• _TASK MATERIAL_:
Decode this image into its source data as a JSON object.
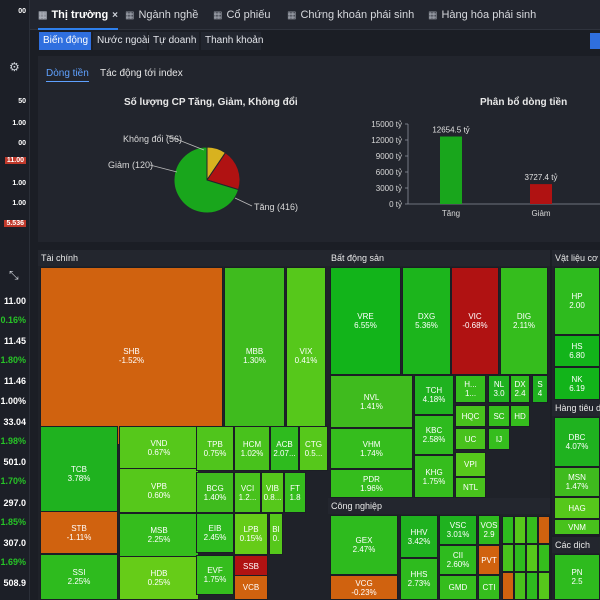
{
  "left_sidebar": {
    "values": [
      "00",
      "1.00",
      "50",
      "00",
      "1.00",
      "1.00",
      "11.00",
      "1.00",
      "5.536"
    ],
    "badges": [
      "11.00",
      "5.536"
    ],
    "gear_icon": "gear-icon",
    "expand_icon": "expand-icon",
    "big_values": [
      "11.00",
      "0.16%",
      "11.45",
      "1.80%",
      "11.46",
      "1.00%",
      "33.04",
      "1.98%",
      "501.0",
      "1.70%",
      "297.0",
      "1.85%",
      "307.0",
      "1.69%",
      "508.9"
    ],
    "colors": {
      "up": "#27c427",
      "down": "#e03b3b",
      "white": "#ffffff"
    }
  },
  "tabs": [
    {
      "label": "Thị trường",
      "icon": "grid-icon",
      "active": true,
      "close": "×"
    },
    {
      "label": "Ngành nghề",
      "icon": "grid-icon"
    },
    {
      "label": "Cổ phiếu",
      "icon": "grid-icon"
    },
    {
      "label": "Chứng khoán phái sinh",
      "icon": "grid-icon"
    },
    {
      "label": "Hàng hóa phái sinh",
      "icon": "grid-icon"
    }
  ],
  "subtabs": [
    "Biến động",
    "Nước ngoài",
    "Tự doanh",
    "Thanh khoản"
  ],
  "panel": {
    "tabs": [
      "Dòng tiền",
      "Tác động tới index"
    ],
    "pie": {
      "title": "Số lượng CP Tăng, Giảm, Không đổi",
      "labels": [
        "Không đổi (56)",
        "Giảm (120)",
        "Tăng (416)"
      ],
      "values": [
        56,
        120,
        416
      ],
      "colors": [
        "#d8b21f",
        "#b01212",
        "#19a61c"
      ]
    },
    "bars": {
      "title": "Phân bổ dòng tiền",
      "yticks": [
        "15000 tỷ",
        "12000 tỷ",
        "9000 tỷ",
        "6000 tỷ",
        "3000 tỷ",
        "0 tỷ"
      ],
      "categories": [
        "Tăng",
        "Giảm"
      ],
      "values": [
        12654.5,
        3727.4
      ],
      "value_labels": [
        "12654.5 tỷ",
        "3727.4 tỷ"
      ],
      "ylim": [
        0,
        15000
      ],
      "colors": [
        "#19a61c",
        "#b01212"
      ]
    }
  },
  "chart_data": [
    {
      "type": "pie",
      "title": "Số lượng CP Tăng, Giảm, Không đổi",
      "categories": [
        "Tăng",
        "Giảm",
        "Không đổi"
      ],
      "values": [
        416,
        120,
        56
      ]
    },
    {
      "type": "bar",
      "title": "Phân bổ dòng tiền",
      "categories": [
        "Tăng",
        "Giảm"
      ],
      "values": [
        12654.5,
        3727.4
      ],
      "ylim": [
        0,
        15000
      ]
    }
  ],
  "treemap": {
    "sections": [
      {
        "title": "Tài chính",
        "cells": [
          {
            "s": "SHB",
            "p": "-1.52%",
            "c": "#d0620f"
          },
          {
            "s": "MBB",
            "p": "1.30%",
            "c": "#3fbb1e"
          },
          {
            "s": "VIX",
            "p": "0.41%",
            "c": "#56c81b"
          },
          {
            "s": "TCB",
            "p": "3.78%",
            "c": "#1fb21f"
          },
          {
            "s": "STB",
            "p": "-1.11%",
            "c": "#d0620f"
          },
          {
            "s": "SSI",
            "p": "2.25%",
            "c": "#2ebb1e"
          },
          {
            "s": "VND",
            "p": "0.67%",
            "c": "#56c81b"
          },
          {
            "s": "VPB",
            "p": "0.60%",
            "c": "#56c81b"
          },
          {
            "s": "MSB",
            "p": "2.25%",
            "c": "#35bd1d"
          },
          {
            "s": "HDB",
            "p": "0.25%",
            "c": "#66cc18"
          },
          {
            "s": "TPB",
            "p": "0.75%",
            "c": "#50c51c"
          },
          {
            "s": "HCM",
            "p": "1.02%",
            "c": "#48c21c"
          },
          {
            "s": "ACB",
            "p": "2.07...",
            "c": "#2ebb1e"
          },
          {
            "s": "CTG",
            "p": "0.5...",
            "c": "#56c81b"
          },
          {
            "s": "BCG",
            "p": "1.40%",
            "c": "#3fbb1e"
          },
          {
            "s": "EIB",
            "p": "2.45%",
            "c": "#2ebb1e"
          },
          {
            "s": "EVF",
            "p": "1.75%",
            "c": "#35bd1d"
          },
          {
            "s": "VCI",
            "p": "1.2...",
            "c": "#48c21c"
          },
          {
            "s": "VIB",
            "p": "0.8...",
            "c": "#56c81b"
          },
          {
            "s": "FT",
            "p": "1.8",
            "c": "#35bd1d"
          },
          {
            "s": "LPB",
            "p": "0.15%",
            "c": "#66cc18"
          },
          {
            "s": "BI",
            "p": "0.",
            "c": "#56c81b"
          },
          {
            "s": "SSB",
            "p": "",
            "c": "#b01212"
          },
          {
            "s": "VCB",
            "p": "",
            "c": "#d0620f"
          }
        ]
      },
      {
        "title": "Bất động sản",
        "cells": [
          {
            "s": "VRE",
            "p": "6.55%",
            "c": "#12b41a"
          },
          {
            "s": "DXG",
            "p": "5.36%",
            "c": "#1cb51c"
          },
          {
            "s": "VIC",
            "p": "-0.68%",
            "c": "#b01212"
          },
          {
            "s": "DIG",
            "p": "2.11%",
            "c": "#35bd1d"
          },
          {
            "s": "NVL",
            "p": "1.41%",
            "c": "#3fbb1e"
          },
          {
            "s": "VHM",
            "p": "1.74%",
            "c": "#35bd1d"
          },
          {
            "s": "PDR",
            "p": "1.96%",
            "c": "#35bd1d"
          },
          {
            "s": "TCH",
            "p": "4.18%",
            "c": "#1fb21f"
          },
          {
            "s": "KBC",
            "p": "2.58%",
            "c": "#2ebb1e"
          },
          {
            "s": "KHG",
            "p": "1.75%",
            "c": "#35bd1d"
          },
          {
            "s": "H...",
            "p": "1...",
            "c": "#35bd1d"
          },
          {
            "s": "NL",
            "p": "3.0",
            "c": "#1fb21f"
          },
          {
            "s": "DX",
            "p": "2.4",
            "c": "#2ebb1e"
          },
          {
            "s": "S",
            "p": "4",
            "c": "#1fb21f"
          },
          {
            "s": "HQC",
            "p": "",
            "c": "#48c21c"
          },
          {
            "s": "SC",
            "p": "",
            "c": "#35bd1d"
          },
          {
            "s": "HD",
            "p": "",
            "c": "#35bd1d"
          },
          {
            "s": "UC",
            "p": "",
            "c": "#48c21c"
          },
          {
            "s": "IJ",
            "p": "",
            "c": "#35bd1d"
          },
          {
            "s": "VPI",
            "p": "",
            "c": "#56c81b"
          },
          {
            "s": "NTL",
            "p": "",
            "c": "#48c21c"
          }
        ]
      },
      {
        "title": "Công nghiệp",
        "cells": [
          {
            "s": "GEX",
            "p": "2.47%",
            "c": "#2ebb1e"
          },
          {
            "s": "VCG",
            "p": "-0.23%",
            "c": "#d0620f"
          },
          {
            "s": "HHV",
            "p": "3.42%",
            "c": "#1fb21f"
          },
          {
            "s": "HHS",
            "p": "2.73%",
            "c": "#2ebb1e"
          },
          {
            "s": "VSC",
            "p": "3.01%",
            "c": "#1fb21f"
          },
          {
            "s": "CII",
            "p": "2.60%",
            "c": "#2ebb1e"
          },
          {
            "s": "GMD",
            "p": "",
            "c": "#35bd1d"
          },
          {
            "s": "VOS",
            "p": "2.9",
            "c": "#2ebb1e"
          },
          {
            "s": "PVT",
            "p": "",
            "c": "#d0620f"
          },
          {
            "s": "CTI",
            "p": "",
            "c": "#35bd1d"
          }
        ]
      },
      {
        "title": "Vật liệu cơ b",
        "cells": [
          {
            "s": "HP",
            "p": "2.00",
            "c": "#2ebb1e"
          },
          {
            "s": "HS",
            "p": "6.80",
            "c": "#12b41a"
          },
          {
            "s": "NK",
            "p": "6.19",
            "c": "#12b41a"
          }
        ]
      },
      {
        "title": "Hàng tiêu dù",
        "cells": [
          {
            "s": "DBC",
            "p": "4.07%",
            "c": "#1fb21f"
          },
          {
            "s": "MSN",
            "p": "1.47%",
            "c": "#3fbb1e"
          },
          {
            "s": "HAG",
            "p": "",
            "c": "#56c81b"
          },
          {
            "s": "VNM",
            "p": "",
            "c": "#48c21c"
          }
        ]
      },
      {
        "title": "Các dịch",
        "cells": [
          {
            "s": "PN",
            "p": "2.5",
            "c": "#2ebb1e"
          }
        ]
      }
    ]
  }
}
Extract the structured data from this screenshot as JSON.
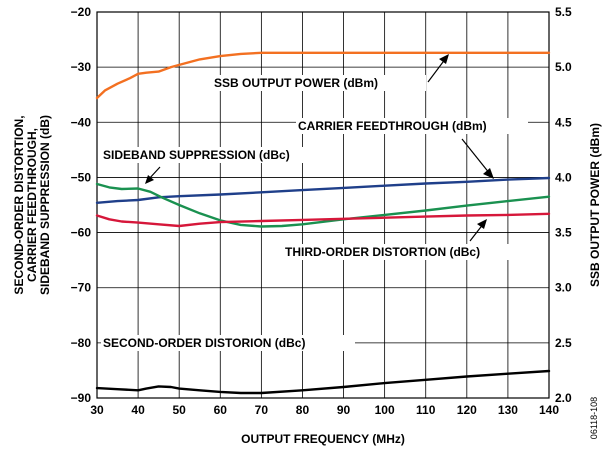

• _WORK REQUIRED_: Go through the data above and find the lines with the word "sinh". Copy each of those lines.

• _EXERCISE RESULT_:
      "label": "Chứng khoán phái sinh",
      "label": "Hàng hóa phái sinh",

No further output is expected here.